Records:
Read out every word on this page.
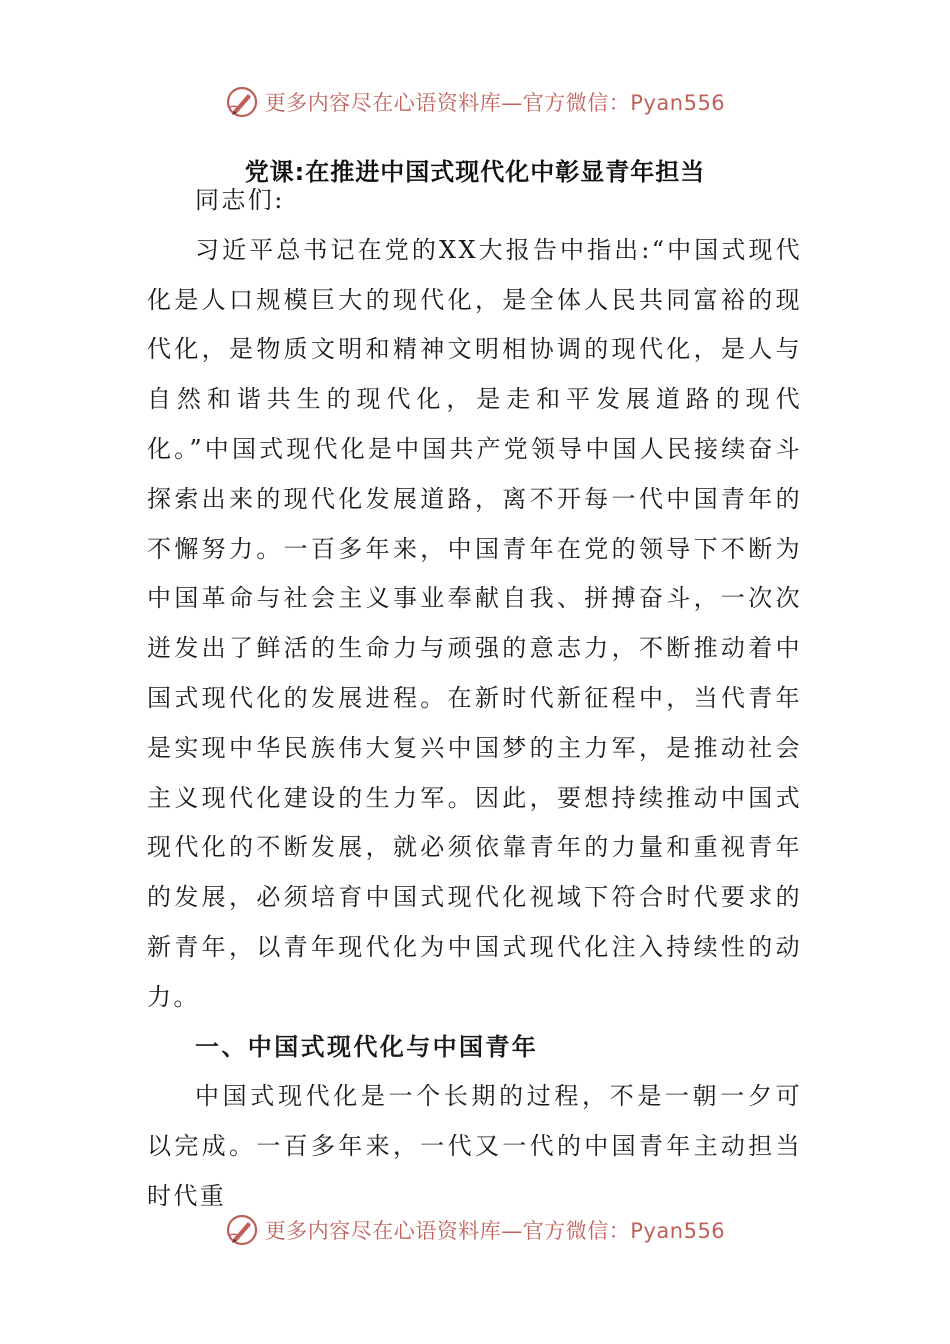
更多内容尽在心语资料库—官方微信：Pyan556
党课:在推进中国式现代化中彰显青年担当

同志们:

习近平总书记在党的XX大报告中指出:“中国式现代化是人口规模巨大的现代化，是全体人民共同富裕的现代化，是物质文明和精神文明相协调的现代化，是人与自然和谐共生的现代化，是走和平发展道路的现代化。”中国式现代化是中国共产党领导中国人民接续奋斗探索出来的现代化发展道路，离不开每一代中国青年的不懈努力。一百多年来，中国青年在党的领导下不断为中国革命与社会主义事业奉献自我、拼搏奋斗，一次次迸发出了鲜活的生命力与顽强的意志力，不断推动着中国式现代化的发展进程。在新时代新征程中，当代青年是实现中华民族伟大复兴中国梦的主力军，是推动社会主义现代化建设的生力军。因此，要想持续推动中国式现代化的不断发展，就必须依靠青年的力量和重视青年的发展，必须培育中国式现代化视域下符合时代要求的新青年，以青年现代化为中国式现代化注入持续性的动力。

一、中国式现代化与中国青年

中国式现代化是一个长期的过程，不是一朝一夕可以完成。一百多年来，一代又一代的中国青年主动担当时代重

更多内容尽在心语资料库—官方微信：Pyan556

:: Goal of the exercise ::
Produce an exact copy of each line of data, skipping embedded images.

:: Exercise answer ::
Read out every word on this page.
更多内容尽在心语资料库—官方微信：Pyan556
党课:在推进中国式现代化中彰显青年担当

同志们:

习近平总书记在党的XX大报告中指出:“中国式现代化是人口规模巨大的现代化，是全体人民共同富裕的现代化，是物质文明和精神文明相协调的现代化，是人与自然和谐共生的现代化，是走和平发展道路的现代化。”中国式现代化是中国共产党领导中国人民接续奋斗探索出来的现代化发展道路，离不开每一代中国青年的不懈努力。一百多年来，中国青年在党的领导下不断为中国革命与社会主义事业奉献自我、拼搏奋斗，一次次迸发出了鲜活的生命力与顽强的意志力，不断推动着中国式现代化的发展进程。在新时代新征程中，当代青年是实现中华民族伟大复兴中国梦的主力军，是推动社会主义现代化建设的生力军。因此，要想持续推动中国式现代化的不断发展，就必须依靠青年的力量和重视青年的发展，必须培育中国式现代化视域下符合时代要求的新青年，以青年现代化为中国式现代化注入持续性的动力。

一、中国式现代化与中国青年

中国式现代化是一个长期的过程，不是一朝一夕可以完成。一百多年来，一代又一代的中国青年主动担当时代重

更多内容尽在心语资料库—官方微信：Pyan556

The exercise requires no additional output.